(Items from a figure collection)
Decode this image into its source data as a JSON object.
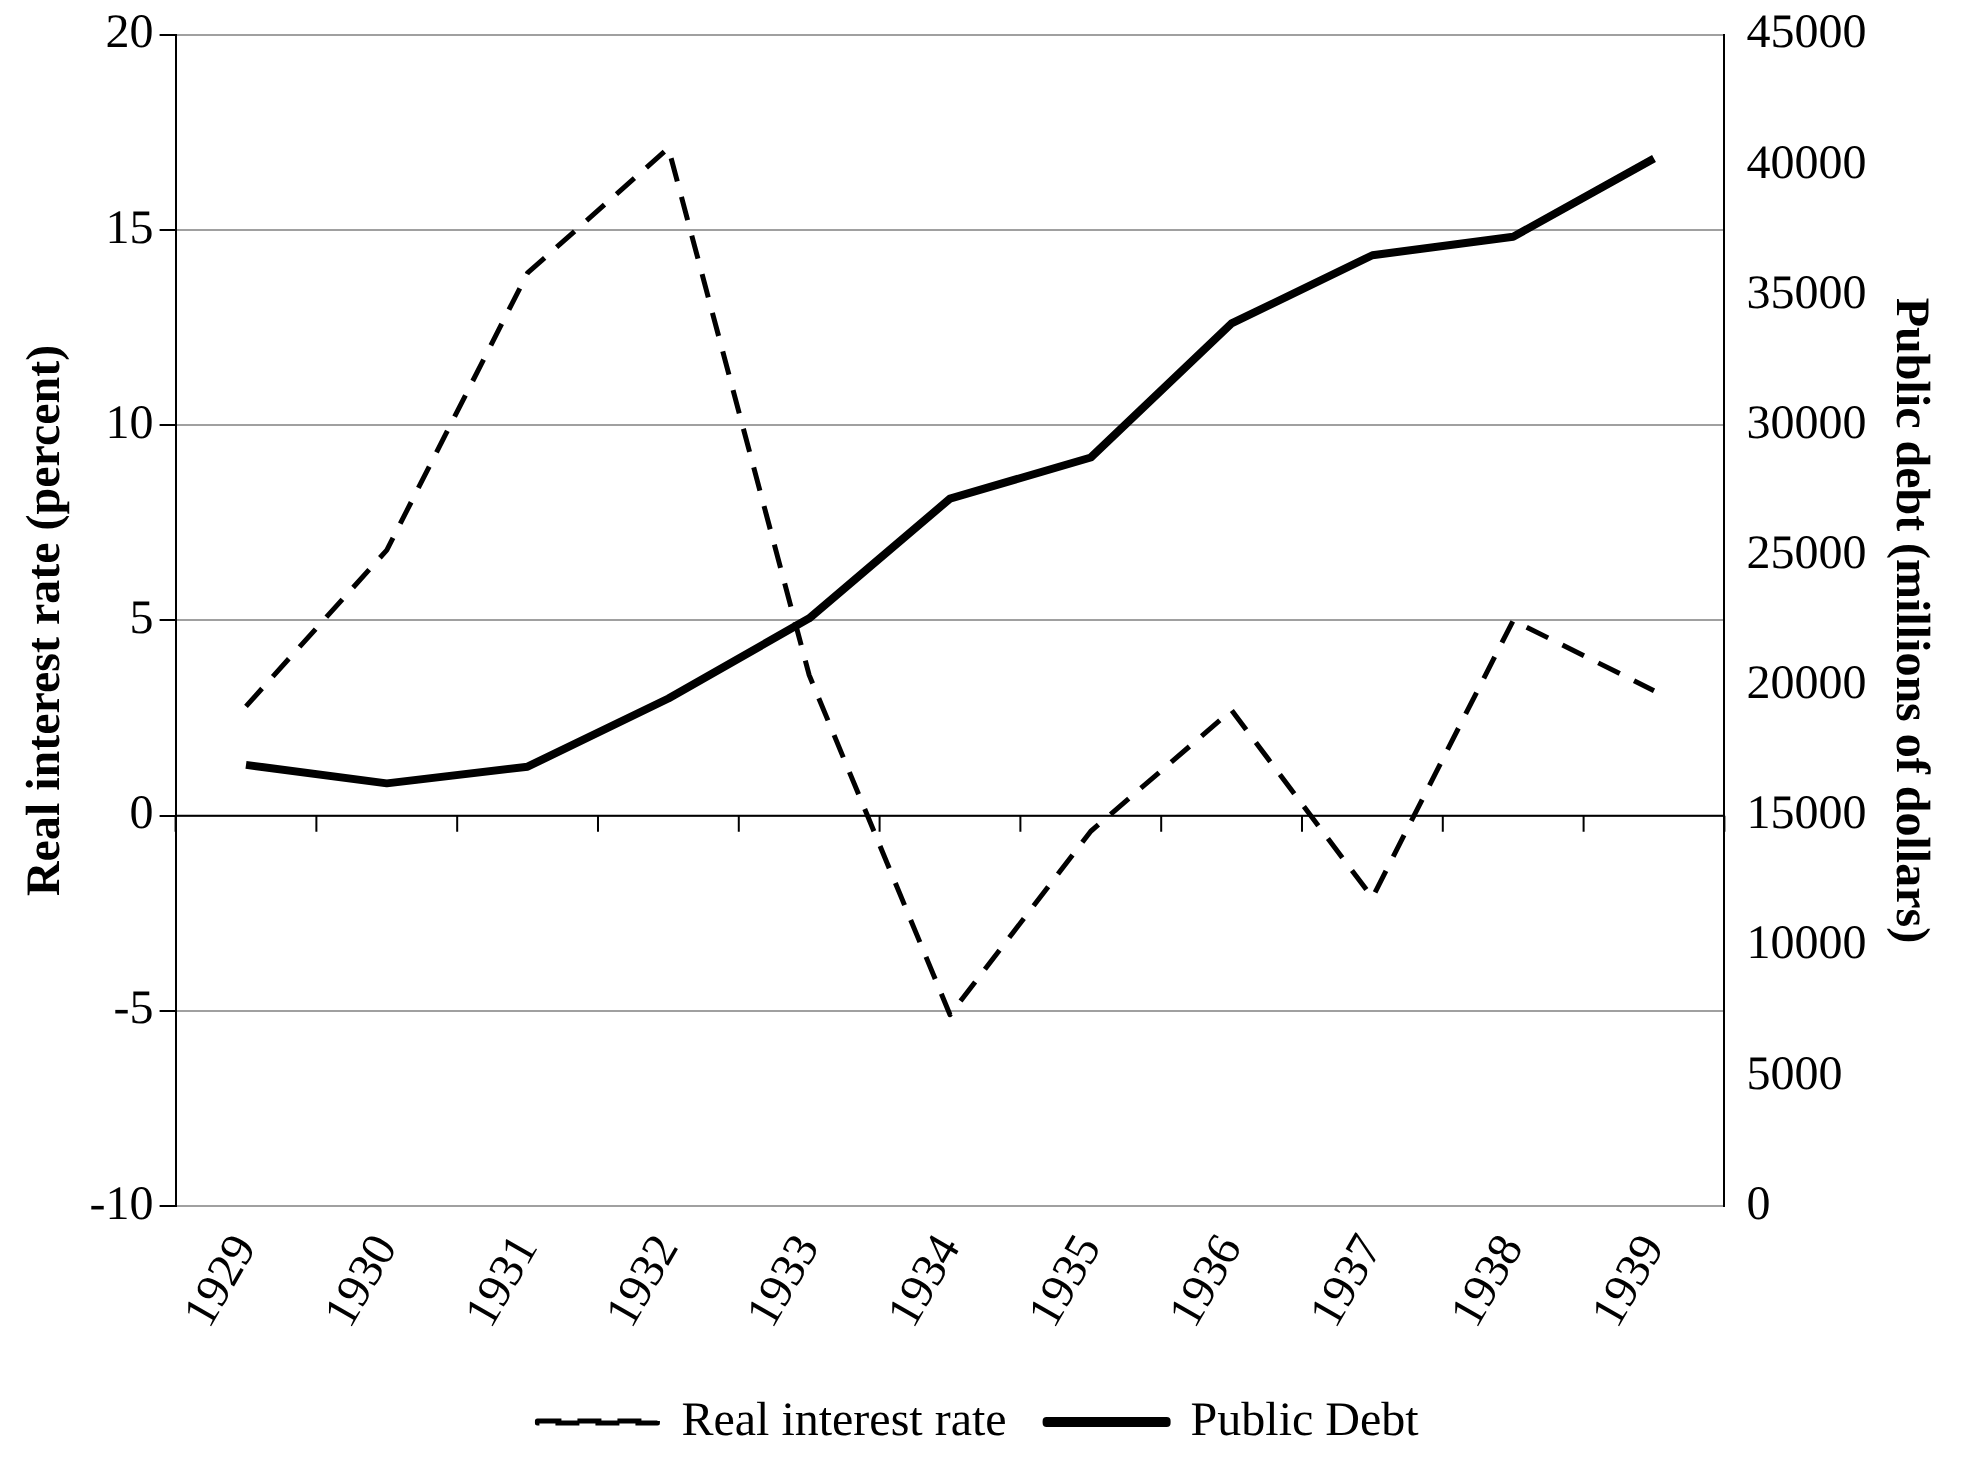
{
  "chart_data": {
    "type": "line",
    "categories": [
      "1929",
      "1930",
      "1931",
      "1932",
      "1933",
      "1934",
      "1935",
      "1936",
      "1937",
      "1938",
      "1939"
    ],
    "series": [
      {
        "name": "Real interest rate",
        "color": "#000000",
        "line_style": "dashed",
        "values": [
          2.8,
          6.8,
          13.9,
          17.1,
          3.6,
          -5.1,
          -0.4,
          2.7,
          -2.1,
          5.0,
          3.2
        ]
      },
      {
        "name": "Public Debt",
        "color": "#000000",
        "line_style": "solid",
        "axis": "y2",
        "values": [
          16950,
          16240,
          16880,
          19500,
          22580,
          27180,
          28760,
          33910,
          36530,
          37240,
          40250
        ]
      }
    ],
    "ylabel": "Real interest rate (percent)",
    "y2label": "Public debt (millions of dollars)",
    "ylim": [
      -10,
      20
    ],
    "yticks": [
      -10,
      -5,
      0,
      5,
      10,
      15,
      20
    ],
    "y2lim": [
      0,
      45000
    ],
    "y2ticks": [
      0,
      5000,
      10000,
      15000,
      20000,
      25000,
      30000,
      35000,
      40000,
      45000
    ],
    "grid": "y",
    "legend": "bottom",
    "marker": "none"
  }
}
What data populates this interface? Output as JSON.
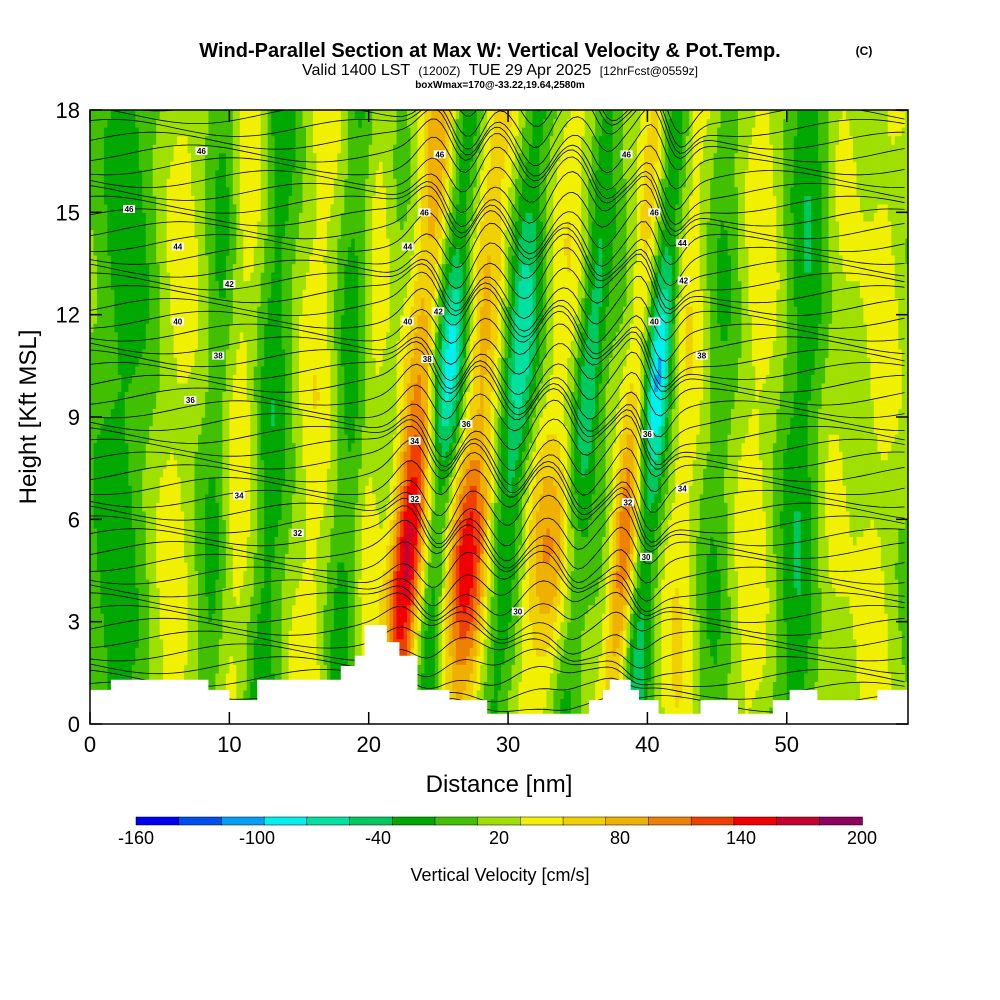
{
  "chart_data": {
    "type": "heatmap",
    "title": {
      "main": "Wind-Parallel Section at Max W: Vertical Velocity & Pot.Temp.",
      "copyright": "(C)",
      "valid_prefix": "Valid 1400 LST",
      "valid_utc": "(1200Z)",
      "valid_date": "TUE 29 Apr 2025",
      "forecast": "[12hrFcst@0559z]",
      "box_info": "boxWmax=170@-33.22,19.64,2580m"
    },
    "xlabel": "Distance [nm]",
    "ylabel": "Height [Kft MSL]",
    "xlim": [
      0,
      58.7
    ],
    "ylim": [
      0,
      18
    ],
    "x_ticks": [
      0,
      10,
      20,
      30,
      40,
      50
    ],
    "y_ticks": [
      0,
      3,
      6,
      9,
      12,
      15,
      18
    ],
    "fill_variable": "Vertical Velocity [cm/s]",
    "fill_range": [
      -160,
      200
    ],
    "colorbar_ticks": [
      -160,
      -100,
      -40,
      20,
      80,
      140,
      200
    ],
    "colorbar_colors": [
      "#0000f0",
      "#0050f0",
      "#00a0f8",
      "#00f0f0",
      "#00e0a0",
      "#00c860",
      "#00a800",
      "#40c000",
      "#a0e000",
      "#f0f000",
      "#f0d000",
      "#f0b000",
      "#f08000",
      "#f04000",
      "#f00000",
      "#c80030",
      "#900060"
    ],
    "base_color": "#a0e000",
    "wave_features": [
      {
        "x": 2,
        "width": 1.8,
        "value": -30
      },
      {
        "x": 6,
        "width": 1.5,
        "value": 30
      },
      {
        "x": 9,
        "width": 1.0,
        "value": -30
      },
      {
        "x": 10.5,
        "width": 1.5,
        "value": 35
      },
      {
        "x": 12.8,
        "width": 1.2,
        "value": -35
      },
      {
        "x": 16,
        "width": 1.6,
        "value": 35
      },
      {
        "x": 18.3,
        "width": 1.2,
        "value": -30
      },
      {
        "x": 20,
        "width": 1.0,
        "value": 30
      },
      {
        "x": 23.0,
        "width": 1.3,
        "value": 170
      },
      {
        "x": 25.0,
        "width": 1.2,
        "value": -100
      },
      {
        "x": 27.3,
        "width": 1.6,
        "value": 140
      },
      {
        "x": 30.0,
        "width": 1.3,
        "value": -90
      },
      {
        "x": 33.0,
        "width": 2.0,
        "value": 80
      },
      {
        "x": 35.0,
        "width": 1.0,
        "value": -80
      },
      {
        "x": 38.5,
        "width": 1.0,
        "value": 110
      },
      {
        "x": 40.0,
        "width": 1.0,
        "value": -110
      },
      {
        "x": 42.5,
        "width": 1.5,
        "value": 40
      },
      {
        "x": 45.0,
        "width": 1.5,
        "value": -25
      },
      {
        "x": 47.5,
        "width": 2.0,
        "value": 35
      },
      {
        "x": 51.0,
        "width": 1.8,
        "value": -40
      },
      {
        "x": 53.0,
        "width": 1.5,
        "value": 30
      },
      {
        "x": 56.5,
        "width": 1.5,
        "value": 30
      }
    ],
    "contour_labels": [
      {
        "label": "46",
        "x": 8,
        "y": 16.8
      },
      {
        "label": "46",
        "x": 25.1,
        "y": 16.7
      },
      {
        "label": "46",
        "x": 38.5,
        "y": 16.7
      },
      {
        "label": "46",
        "x": 2.8,
        "y": 15.1
      },
      {
        "label": "46",
        "x": 24.0,
        "y": 15.0
      },
      {
        "label": "46",
        "x": 40.5,
        "y": 15.0
      },
      {
        "label": "44",
        "x": 6.3,
        "y": 14.0
      },
      {
        "label": "44",
        "x": 22.8,
        "y": 14.0
      },
      {
        "label": "44",
        "x": 42.5,
        "y": 14.1
      },
      {
        "label": "42",
        "x": 10.0,
        "y": 12.9
      },
      {
        "label": "42",
        "x": 42.6,
        "y": 13.0
      },
      {
        "label": "42",
        "x": 25.0,
        "y": 12.1
      },
      {
        "label": "40",
        "x": 6.3,
        "y": 11.8
      },
      {
        "label": "40",
        "x": 22.8,
        "y": 11.8
      },
      {
        "label": "40",
        "x": 40.5,
        "y": 11.8
      },
      {
        "label": "38",
        "x": 9.2,
        "y": 10.8
      },
      {
        "label": "38",
        "x": 24.2,
        "y": 10.7
      },
      {
        "label": "38",
        "x": 43.9,
        "y": 10.8
      },
      {
        "label": "36",
        "x": 7.2,
        "y": 9.5
      },
      {
        "label": "36",
        "x": 27.0,
        "y": 8.8
      },
      {
        "label": "36",
        "x": 40.0,
        "y": 8.5
      },
      {
        "label": "34",
        "x": 23.3,
        "y": 8.3
      },
      {
        "label": "34",
        "x": 10.7,
        "y": 6.7
      },
      {
        "label": "34",
        "x": 42.5,
        "y": 6.9
      },
      {
        "label": "32",
        "x": 23.3,
        "y": 6.6
      },
      {
        "label": "32",
        "x": 38.6,
        "y": 6.5
      },
      {
        "label": "32",
        "x": 14.9,
        "y": 5.6
      },
      {
        "label": "30",
        "x": 39.9,
        "y": 4.9
      },
      {
        "label": "30",
        "x": 30.7,
        "y": 3.3
      }
    ],
    "terrain": [
      [
        0,
        1
      ],
      [
        1.5,
        1
      ],
      [
        1.5,
        1.3
      ],
      [
        8.5,
        1.3
      ],
      [
        8.5,
        1
      ],
      [
        10,
        1
      ],
      [
        10,
        0.7
      ],
      [
        12,
        0.7
      ],
      [
        12,
        1.3
      ],
      [
        18,
        1.3
      ],
      [
        18,
        1.7
      ],
      [
        19,
        1.7
      ],
      [
        19,
        2
      ],
      [
        19.7,
        2
      ],
      [
        19.7,
        2.9
      ],
      [
        21.3,
        2.9
      ],
      [
        21.3,
        2.4
      ],
      [
        22.2,
        2.4
      ],
      [
        22.2,
        2
      ],
      [
        23.5,
        2
      ],
      [
        23.5,
        1
      ],
      [
        25.8,
        1
      ],
      [
        25.8,
        0.7
      ],
      [
        28.5,
        0.7
      ],
      [
        28.5,
        0.3
      ],
      [
        35.8,
        0.3
      ],
      [
        35.8,
        0.7
      ],
      [
        36.8,
        0.7
      ],
      [
        36.8,
        1
      ],
      [
        37.3,
        1
      ],
      [
        37.3,
        1.3
      ],
      [
        38.8,
        1.3
      ],
      [
        38.8,
        1
      ],
      [
        39.4,
        1
      ],
      [
        39.4,
        0.7
      ],
      [
        40.8,
        0.7
      ],
      [
        40.8,
        0.3
      ],
      [
        43.8,
        0.3
      ],
      [
        43.8,
        0.7
      ],
      [
        46.5,
        0.7
      ],
      [
        46.5,
        0.3
      ],
      [
        49,
        0.3
      ],
      [
        49,
        0.7
      ],
      [
        50.2,
        0.7
      ],
      [
        50.2,
        1
      ],
      [
        52.2,
        1
      ],
      [
        52.2,
        0.7
      ],
      [
        56.5,
        0.7
      ],
      [
        56.5,
        1
      ],
      [
        58.7,
        1
      ]
    ]
  }
}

To do → From the listing above, return each line with the word "interest".

Solved problem →
        "name": "Real interest rate",
    "ylabel": "Real interest rate (percent)",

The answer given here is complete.